Task inputs:
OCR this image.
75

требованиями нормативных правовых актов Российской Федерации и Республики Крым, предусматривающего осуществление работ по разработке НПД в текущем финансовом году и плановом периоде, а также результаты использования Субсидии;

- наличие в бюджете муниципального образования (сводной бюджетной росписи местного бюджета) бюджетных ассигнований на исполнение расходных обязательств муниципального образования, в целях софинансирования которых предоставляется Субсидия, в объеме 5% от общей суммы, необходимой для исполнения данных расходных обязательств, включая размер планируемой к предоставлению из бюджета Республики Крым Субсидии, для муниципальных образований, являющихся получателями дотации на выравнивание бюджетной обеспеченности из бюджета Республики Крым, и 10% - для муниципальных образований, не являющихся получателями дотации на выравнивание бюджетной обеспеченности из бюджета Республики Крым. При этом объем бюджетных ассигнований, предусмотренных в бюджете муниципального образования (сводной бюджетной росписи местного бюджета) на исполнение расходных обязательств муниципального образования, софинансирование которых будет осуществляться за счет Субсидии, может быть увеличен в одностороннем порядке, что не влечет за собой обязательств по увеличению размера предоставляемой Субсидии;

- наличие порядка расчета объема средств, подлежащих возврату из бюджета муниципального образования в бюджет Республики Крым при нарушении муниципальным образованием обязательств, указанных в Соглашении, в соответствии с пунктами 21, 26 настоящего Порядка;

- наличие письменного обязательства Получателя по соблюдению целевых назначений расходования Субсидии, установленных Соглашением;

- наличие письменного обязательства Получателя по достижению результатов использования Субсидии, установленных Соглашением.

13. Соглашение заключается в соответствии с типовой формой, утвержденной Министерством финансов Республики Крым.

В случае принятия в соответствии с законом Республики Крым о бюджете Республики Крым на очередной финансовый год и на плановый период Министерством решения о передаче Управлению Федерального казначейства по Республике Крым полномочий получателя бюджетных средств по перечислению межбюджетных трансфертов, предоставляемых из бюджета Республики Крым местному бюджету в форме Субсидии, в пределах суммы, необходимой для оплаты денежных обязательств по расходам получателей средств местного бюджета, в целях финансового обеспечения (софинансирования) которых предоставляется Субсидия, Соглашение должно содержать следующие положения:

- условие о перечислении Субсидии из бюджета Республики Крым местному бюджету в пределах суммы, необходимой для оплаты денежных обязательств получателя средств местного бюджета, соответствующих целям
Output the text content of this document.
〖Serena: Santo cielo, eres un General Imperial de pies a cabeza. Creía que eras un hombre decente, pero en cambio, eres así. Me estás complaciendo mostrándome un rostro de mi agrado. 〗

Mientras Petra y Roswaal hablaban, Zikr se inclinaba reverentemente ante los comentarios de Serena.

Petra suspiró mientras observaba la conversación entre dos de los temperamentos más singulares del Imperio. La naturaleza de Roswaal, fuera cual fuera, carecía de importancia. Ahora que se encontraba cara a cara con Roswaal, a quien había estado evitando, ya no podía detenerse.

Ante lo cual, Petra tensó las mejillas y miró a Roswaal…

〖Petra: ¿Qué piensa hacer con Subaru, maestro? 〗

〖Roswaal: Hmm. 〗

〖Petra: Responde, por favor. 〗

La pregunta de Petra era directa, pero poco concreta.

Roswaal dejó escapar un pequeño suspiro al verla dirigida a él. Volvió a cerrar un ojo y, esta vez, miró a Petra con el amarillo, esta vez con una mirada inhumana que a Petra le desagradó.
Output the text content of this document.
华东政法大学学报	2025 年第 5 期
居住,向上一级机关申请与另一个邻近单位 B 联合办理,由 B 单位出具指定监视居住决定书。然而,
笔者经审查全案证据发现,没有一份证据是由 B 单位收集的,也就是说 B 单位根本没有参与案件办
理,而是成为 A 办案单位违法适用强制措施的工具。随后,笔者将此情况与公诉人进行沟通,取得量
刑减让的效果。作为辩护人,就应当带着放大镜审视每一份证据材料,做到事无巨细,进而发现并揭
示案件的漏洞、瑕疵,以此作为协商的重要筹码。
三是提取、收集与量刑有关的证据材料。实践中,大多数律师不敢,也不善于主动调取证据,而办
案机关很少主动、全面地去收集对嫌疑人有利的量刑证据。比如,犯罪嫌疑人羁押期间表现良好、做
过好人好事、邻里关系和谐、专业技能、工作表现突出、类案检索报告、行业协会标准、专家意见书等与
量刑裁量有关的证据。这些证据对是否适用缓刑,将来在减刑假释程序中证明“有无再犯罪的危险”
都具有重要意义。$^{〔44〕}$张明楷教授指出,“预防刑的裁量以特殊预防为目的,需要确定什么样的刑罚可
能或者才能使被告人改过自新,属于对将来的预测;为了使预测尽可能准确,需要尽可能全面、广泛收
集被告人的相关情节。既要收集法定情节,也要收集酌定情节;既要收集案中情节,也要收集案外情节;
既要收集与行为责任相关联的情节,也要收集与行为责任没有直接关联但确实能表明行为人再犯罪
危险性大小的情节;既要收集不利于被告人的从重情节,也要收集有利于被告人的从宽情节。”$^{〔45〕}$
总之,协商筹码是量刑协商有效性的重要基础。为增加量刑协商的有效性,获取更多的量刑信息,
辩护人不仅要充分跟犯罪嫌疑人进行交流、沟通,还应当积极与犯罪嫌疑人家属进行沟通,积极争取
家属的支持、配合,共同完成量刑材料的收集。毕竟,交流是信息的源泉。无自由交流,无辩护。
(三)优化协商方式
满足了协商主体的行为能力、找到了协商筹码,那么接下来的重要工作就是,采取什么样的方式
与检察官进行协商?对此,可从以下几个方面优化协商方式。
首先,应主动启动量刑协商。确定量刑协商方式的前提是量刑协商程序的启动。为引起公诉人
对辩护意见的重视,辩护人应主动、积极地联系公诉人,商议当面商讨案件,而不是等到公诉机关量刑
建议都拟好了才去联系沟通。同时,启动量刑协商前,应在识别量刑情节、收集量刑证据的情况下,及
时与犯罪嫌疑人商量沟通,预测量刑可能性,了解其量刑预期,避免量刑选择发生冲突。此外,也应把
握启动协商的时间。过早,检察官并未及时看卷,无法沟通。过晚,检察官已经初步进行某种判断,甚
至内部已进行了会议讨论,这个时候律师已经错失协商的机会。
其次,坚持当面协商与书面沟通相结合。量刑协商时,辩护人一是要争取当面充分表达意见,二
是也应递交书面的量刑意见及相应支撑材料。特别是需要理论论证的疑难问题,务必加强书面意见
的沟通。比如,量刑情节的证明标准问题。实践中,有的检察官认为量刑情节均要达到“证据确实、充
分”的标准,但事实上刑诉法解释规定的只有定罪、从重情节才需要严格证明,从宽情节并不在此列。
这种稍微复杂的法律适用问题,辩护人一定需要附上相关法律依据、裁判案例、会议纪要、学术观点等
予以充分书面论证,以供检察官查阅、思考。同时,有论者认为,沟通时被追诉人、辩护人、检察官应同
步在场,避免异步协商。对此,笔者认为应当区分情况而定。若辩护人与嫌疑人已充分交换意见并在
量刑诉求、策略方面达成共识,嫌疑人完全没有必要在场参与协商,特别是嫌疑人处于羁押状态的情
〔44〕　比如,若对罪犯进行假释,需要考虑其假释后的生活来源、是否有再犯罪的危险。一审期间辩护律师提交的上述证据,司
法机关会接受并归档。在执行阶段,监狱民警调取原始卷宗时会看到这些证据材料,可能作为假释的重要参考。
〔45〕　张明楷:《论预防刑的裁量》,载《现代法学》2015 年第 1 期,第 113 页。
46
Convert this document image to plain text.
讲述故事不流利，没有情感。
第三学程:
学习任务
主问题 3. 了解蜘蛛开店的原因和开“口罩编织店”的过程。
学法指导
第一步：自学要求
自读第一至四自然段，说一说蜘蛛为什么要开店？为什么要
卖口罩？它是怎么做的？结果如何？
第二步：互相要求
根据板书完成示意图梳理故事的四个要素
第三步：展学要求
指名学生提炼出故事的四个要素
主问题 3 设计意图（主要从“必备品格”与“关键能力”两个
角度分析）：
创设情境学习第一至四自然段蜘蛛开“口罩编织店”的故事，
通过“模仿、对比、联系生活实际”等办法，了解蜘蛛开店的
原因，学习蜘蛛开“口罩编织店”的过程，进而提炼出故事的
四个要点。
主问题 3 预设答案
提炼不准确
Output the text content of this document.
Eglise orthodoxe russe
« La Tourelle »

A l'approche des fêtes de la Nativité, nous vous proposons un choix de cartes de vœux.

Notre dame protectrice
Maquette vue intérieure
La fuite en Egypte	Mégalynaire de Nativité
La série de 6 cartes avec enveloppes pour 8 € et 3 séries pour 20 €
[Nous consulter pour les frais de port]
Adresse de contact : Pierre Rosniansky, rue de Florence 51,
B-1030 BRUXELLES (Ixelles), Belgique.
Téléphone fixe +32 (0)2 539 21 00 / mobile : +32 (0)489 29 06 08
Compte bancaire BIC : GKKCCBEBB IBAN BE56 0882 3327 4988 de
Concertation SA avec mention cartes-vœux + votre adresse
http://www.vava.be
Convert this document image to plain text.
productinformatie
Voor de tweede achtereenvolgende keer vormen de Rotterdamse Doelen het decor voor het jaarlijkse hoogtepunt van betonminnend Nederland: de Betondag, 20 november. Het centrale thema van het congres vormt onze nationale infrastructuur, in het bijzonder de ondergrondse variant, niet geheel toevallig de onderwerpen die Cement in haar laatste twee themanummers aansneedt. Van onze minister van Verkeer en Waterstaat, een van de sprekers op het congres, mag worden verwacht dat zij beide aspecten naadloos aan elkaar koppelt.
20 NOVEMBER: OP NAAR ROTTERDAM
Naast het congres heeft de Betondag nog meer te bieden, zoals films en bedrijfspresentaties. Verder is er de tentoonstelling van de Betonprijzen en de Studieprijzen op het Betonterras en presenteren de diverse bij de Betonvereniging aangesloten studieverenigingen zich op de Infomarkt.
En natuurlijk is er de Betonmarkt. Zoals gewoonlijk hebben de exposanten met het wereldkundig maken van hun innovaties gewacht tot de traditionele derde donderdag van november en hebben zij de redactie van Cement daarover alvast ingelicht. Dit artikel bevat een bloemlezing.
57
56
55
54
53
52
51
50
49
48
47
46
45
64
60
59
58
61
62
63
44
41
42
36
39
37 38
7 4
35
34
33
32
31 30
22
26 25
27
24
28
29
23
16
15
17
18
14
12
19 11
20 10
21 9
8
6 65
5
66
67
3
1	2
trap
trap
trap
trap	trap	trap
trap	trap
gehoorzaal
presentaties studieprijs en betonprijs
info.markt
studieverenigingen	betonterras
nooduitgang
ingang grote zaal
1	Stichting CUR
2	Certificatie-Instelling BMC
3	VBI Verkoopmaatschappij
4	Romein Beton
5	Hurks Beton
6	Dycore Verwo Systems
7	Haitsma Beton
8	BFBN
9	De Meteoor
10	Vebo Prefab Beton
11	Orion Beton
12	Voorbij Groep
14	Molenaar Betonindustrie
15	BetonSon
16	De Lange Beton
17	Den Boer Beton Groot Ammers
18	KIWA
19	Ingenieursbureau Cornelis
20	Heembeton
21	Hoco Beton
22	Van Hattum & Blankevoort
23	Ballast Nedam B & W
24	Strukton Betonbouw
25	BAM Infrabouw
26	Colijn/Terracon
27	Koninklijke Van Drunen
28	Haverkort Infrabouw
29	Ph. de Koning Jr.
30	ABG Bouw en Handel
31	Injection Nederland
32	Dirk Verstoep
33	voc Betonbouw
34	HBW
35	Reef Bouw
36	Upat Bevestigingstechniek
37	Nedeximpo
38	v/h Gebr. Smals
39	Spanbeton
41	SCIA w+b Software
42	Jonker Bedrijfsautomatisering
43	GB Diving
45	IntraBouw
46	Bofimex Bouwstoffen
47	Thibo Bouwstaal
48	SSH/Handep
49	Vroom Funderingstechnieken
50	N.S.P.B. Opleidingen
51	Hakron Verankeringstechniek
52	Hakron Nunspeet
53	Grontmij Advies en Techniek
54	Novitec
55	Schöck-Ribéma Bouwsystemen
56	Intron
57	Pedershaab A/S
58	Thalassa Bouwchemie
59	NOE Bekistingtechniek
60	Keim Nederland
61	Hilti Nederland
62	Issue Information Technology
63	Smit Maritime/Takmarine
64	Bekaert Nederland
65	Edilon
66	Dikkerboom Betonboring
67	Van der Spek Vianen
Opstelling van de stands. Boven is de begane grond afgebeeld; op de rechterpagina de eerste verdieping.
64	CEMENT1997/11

Written problem: Extract, from the material above, each line holding the word "cartes".

Response:
A l'approche des fêtes de la Nativité, nous vous proposons un choix de cartes de vœux.
La série de 6 cartes avec enveloppes pour 8 € et 3 séries pour 20 €
Concertation SA avec mention cartes-vœux + votre adresse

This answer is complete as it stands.